» **What is required**
Reproduce all of the material exactly as shown.

Records excerpted from a collection
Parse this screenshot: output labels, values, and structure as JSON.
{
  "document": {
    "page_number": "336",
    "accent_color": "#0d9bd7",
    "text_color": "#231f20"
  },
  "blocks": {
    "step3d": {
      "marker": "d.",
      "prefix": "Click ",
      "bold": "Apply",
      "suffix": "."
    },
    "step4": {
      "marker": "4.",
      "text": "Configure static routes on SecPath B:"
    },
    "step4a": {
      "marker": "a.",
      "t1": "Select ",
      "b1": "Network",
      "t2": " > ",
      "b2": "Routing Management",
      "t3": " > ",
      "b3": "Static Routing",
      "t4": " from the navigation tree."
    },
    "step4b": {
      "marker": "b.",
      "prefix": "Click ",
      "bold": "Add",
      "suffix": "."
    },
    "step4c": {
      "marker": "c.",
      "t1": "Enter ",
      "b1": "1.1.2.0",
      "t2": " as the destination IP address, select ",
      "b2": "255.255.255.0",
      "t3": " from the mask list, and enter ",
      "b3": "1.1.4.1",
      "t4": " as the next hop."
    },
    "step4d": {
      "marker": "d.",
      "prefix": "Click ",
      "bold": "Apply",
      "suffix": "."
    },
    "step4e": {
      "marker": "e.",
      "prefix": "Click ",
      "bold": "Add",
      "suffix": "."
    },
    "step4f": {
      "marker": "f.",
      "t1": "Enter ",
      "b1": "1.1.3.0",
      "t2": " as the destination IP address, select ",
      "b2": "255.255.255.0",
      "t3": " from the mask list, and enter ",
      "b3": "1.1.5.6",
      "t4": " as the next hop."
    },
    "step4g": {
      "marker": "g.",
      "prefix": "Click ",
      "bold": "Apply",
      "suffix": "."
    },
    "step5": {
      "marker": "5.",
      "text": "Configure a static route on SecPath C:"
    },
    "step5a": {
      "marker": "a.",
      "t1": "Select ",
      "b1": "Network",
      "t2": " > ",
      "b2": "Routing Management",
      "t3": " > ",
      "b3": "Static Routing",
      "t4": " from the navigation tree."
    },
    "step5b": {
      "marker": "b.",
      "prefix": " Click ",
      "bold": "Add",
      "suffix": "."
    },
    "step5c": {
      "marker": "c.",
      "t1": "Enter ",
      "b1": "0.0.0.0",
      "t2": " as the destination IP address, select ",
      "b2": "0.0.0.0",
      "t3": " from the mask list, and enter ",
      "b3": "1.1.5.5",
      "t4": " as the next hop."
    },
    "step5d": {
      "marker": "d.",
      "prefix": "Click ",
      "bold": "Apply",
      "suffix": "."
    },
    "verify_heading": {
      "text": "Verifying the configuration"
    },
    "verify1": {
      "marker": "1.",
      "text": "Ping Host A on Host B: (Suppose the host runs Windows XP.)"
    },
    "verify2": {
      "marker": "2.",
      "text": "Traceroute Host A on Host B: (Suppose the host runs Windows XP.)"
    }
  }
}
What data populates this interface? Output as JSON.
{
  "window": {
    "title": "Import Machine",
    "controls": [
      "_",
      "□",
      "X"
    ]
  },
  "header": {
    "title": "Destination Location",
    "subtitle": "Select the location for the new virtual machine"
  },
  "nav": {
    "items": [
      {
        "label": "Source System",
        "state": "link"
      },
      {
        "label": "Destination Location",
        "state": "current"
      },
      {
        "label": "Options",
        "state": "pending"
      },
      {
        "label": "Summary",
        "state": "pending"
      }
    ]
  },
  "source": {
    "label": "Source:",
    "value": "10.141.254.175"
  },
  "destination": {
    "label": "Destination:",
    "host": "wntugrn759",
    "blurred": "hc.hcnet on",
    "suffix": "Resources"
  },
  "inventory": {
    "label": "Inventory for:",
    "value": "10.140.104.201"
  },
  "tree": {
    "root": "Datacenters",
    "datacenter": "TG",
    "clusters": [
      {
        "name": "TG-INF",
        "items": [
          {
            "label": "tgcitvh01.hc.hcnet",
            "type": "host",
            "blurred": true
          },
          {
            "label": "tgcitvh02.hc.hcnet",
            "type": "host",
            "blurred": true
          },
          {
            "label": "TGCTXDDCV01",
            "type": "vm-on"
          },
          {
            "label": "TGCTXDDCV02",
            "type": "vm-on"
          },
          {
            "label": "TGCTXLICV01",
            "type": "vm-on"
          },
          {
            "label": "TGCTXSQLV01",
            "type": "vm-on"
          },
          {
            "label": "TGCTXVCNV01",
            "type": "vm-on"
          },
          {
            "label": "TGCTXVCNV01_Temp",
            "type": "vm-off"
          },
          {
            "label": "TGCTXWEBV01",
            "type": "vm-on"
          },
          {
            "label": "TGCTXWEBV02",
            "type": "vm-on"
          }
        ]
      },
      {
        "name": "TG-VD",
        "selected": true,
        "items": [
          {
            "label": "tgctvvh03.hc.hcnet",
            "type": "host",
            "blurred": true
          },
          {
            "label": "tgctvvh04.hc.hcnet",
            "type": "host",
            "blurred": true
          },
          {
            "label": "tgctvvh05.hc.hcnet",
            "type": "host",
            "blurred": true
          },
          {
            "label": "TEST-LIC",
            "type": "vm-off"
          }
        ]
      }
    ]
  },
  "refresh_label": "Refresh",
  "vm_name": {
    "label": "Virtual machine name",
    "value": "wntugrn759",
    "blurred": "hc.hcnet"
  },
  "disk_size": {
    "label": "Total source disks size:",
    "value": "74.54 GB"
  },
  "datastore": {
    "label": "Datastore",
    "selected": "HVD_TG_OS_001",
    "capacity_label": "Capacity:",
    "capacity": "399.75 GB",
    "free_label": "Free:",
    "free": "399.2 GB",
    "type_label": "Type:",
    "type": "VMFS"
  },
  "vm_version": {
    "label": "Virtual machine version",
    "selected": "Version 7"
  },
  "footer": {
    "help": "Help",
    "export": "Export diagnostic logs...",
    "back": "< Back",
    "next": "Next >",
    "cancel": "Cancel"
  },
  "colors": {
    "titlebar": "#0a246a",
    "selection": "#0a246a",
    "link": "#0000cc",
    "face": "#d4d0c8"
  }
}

» **Written response**
Parse this screenshot: output labels, values, and structure as JSON.
{
  "document": {
    "page_number": "336",
    "accent_color": "#0d9bd7",
    "text_color": "#231f20"
  },
  "blocks": {
    "step3d": {
      "marker": "d.",
      "prefix": "Click ",
      "bold": "Apply",
      "suffix": "."
    },
    "step4": {
      "marker": "4.",
      "text": "Configure static routes on SecPath B:"
    },
    "step4a": {
      "marker": "a.",
      "t1": "Select ",
      "b1": "Network",
      "t2": " > ",
      "b2": "Routing Management",
      "t3": " > ",
      "b3": "Static Routing",
      "t4": " from the navigation tree."
    },
    "step4b": {
      "marker": "b.",
      "prefix": "Click ",
      "bold": "Add",
      "suffix": "."
    },
    "step4c": {
      "marker": "c.",
      "t1": "Enter ",
      "b1": "1.1.2.0",
      "t2": " as the destination IP address, select ",
      "b2": "255.255.255.0",
      "t3": " from the mask list, and enter ",
      "b3": "1.1.4.1",
      "t4": " as the next hop."
    },
    "step4d": {
      "marker": "d.",
      "prefix": "Click ",
      "bold": "Apply",
      "suffix": "."
    },
    "step4e": {
      "marker": "e.",
      "prefix": "Click ",
      "bold": "Add",
      "suffix": "."
    },
    "step4f": {
      "marker": "f.",
      "t1": "Enter ",
      "b1": "1.1.3.0",
      "t2": " as the destination IP address, select ",
      "b2": "255.255.255.0",
      "t3": " from the mask list, and enter ",
      "b3": "1.1.5.6",
      "t4": " as the next hop."
    },
    "step4g": {
      "marker": "g.",
      "prefix": "Click ",
      "bold": "Apply",
      "suffix": "."
    },
    "step5": {
      "marker": "5.",
      "text": "Configure a static route on SecPath C:"
    },
    "step5a": {
      "marker": "a.",
      "t1": "Select ",
      "b1": "Network",
      "t2": " > ",
      "b2": "Routing Management",
      "t3": " > ",
      "b3": "Static Routing",
      "t4": " from the navigation tree."
    },
    "step5b": {
      "marker": "b.",
      "prefix": " Click ",
      "bold": "Add",
      "suffix": "."
    },
    "step5c": {
      "marker": "c.",
      "t1": "Enter ",
      "b1": "0.0.0.0",
      "t2": " as the destination IP address, select ",
      "b2": "0.0.0.0",
      "t3": " from the mask list, and enter ",
      "b3": "1.1.5.5",
      "t4": " as the next hop."
    },
    "step5d": {
      "marker": "d.",
      "prefix": "Click ",
      "bold": "Apply",
      "suffix": "."
    },
    "verify_heading": {
      "text": "Verifying the configuration"
    },
    "verify1": {
      "marker": "1.",
      "text": "Ping Host A on Host B: (Suppose the host runs Windows XP.)"
    },
    "verify2": {
      "marker": "2.",
      "text": "Traceroute Host A on Host B: (Suppose the host runs Windows XP.)"
    }
  }
}
What data populates this interface? Output as JSON.
{
  "window": {
    "title": "Import Machine",
    "controls": [
      "_",
      "□",
      "X"
    ]
  },
  "header": {
    "title": "Destination Location",
    "subtitle": "Select the location for the new virtual machine"
  },
  "nav": {
    "items": [
      {
        "label": "Source System",
        "state": "link"
      },
      {
        "label": "Destination Location",
        "state": "current"
      },
      {
        "label": "Options",
        "state": "pending"
      },
      {
        "label": "Summary",
        "state": "pending"
      }
    ]
  },
  "source": {
    "label": "Source:",
    "value": "10.141.254.175"
  },
  "destination": {
    "label": "Destination:",
    "host": "wntugrn759",
    "blurred": "hc.hcnet on",
    "suffix": "Resources"
  },
  "inventory": {
    "label": "Inventory for:",
    "value": "10.140.104.201"
  },
  "tree": {
    "root": "Datacenters",
    "datacenter": "TG",
    "clusters": [
      {
        "name": "TG-INF",
        "items": [
          {
            "label": "tgcitvh01.hc.hcnet",
            "type": "host",
            "blurred": true
          },
          {
            "label": "tgcitvh02.hc.hcnet",
            "type": "host",
            "blurred": true
          },
          {
            "label": "TGCTXDDCV01",
            "type": "vm-on"
          },
          {
            "label": "TGCTXDDCV02",
            "type": "vm-on"
          },
          {
            "label": "TGCTXLICV01",
            "type": "vm-on"
          },
          {
            "label": "TGCTXSQLV01",
            "type": "vm-on"
          },
          {
            "label": "TGCTXVCNV01",
            "type": "vm-on"
          },
          {
            "label": "TGCTXVCNV01_Temp",
            "type": "vm-off"
          },
          {
            "label": "TGCTXWEBV01",
            "type": "vm-on"
          },
          {
            "label": "TGCTXWEBV02",
            "type": "vm-on"
          }
        ]
      },
      {
        "name": "TG-VD",
        "selected": true,
        "items": [
          {
            "label": "tgctvvh03.hc.hcnet",
            "type": "host",
            "blurred": true
          },
          {
            "label": "tgctvvh04.hc.hcnet",
            "type": "host",
            "blurred": true
          },
          {
            "label": "tgctvvh05.hc.hcnet",
            "type": "host",
            "blurred": true
          },
          {
            "label": "TEST-LIC",
            "type": "vm-off"
          }
        ]
      }
    ]
  },
  "refresh_label": "Refresh",
  "vm_name": {
    "label": "Virtual machine name",
    "value": "wntugrn759",
    "blurred": "hc.hcnet"
  },
  "disk_size": {
    "label": "Total source disks size:",
    "value": "74.54 GB"
  },
  "datastore": {
    "label": "Datastore",
    "selected": "HVD_TG_OS_001",
    "capacity_label": "Capacity:",
    "capacity": "399.75 GB",
    "free_label": "Free:",
    "free": "399.2 GB",
    "type_label": "Type:",
    "type": "VMFS"
  },
  "vm_version": {
    "label": "Virtual machine version",
    "selected": "Version 7"
  },
  "footer": {
    "help": "Help",
    "export": "Export diagnostic logs...",
    "back": "< Back",
    "next": "Next >",
    "cancel": "Cancel"
  },
  "colors": {
    "titlebar": "#0a246a",
    "selection": "#0a246a",
    "link": "#0000cc",
    "face": "#d4d0c8"
  }
}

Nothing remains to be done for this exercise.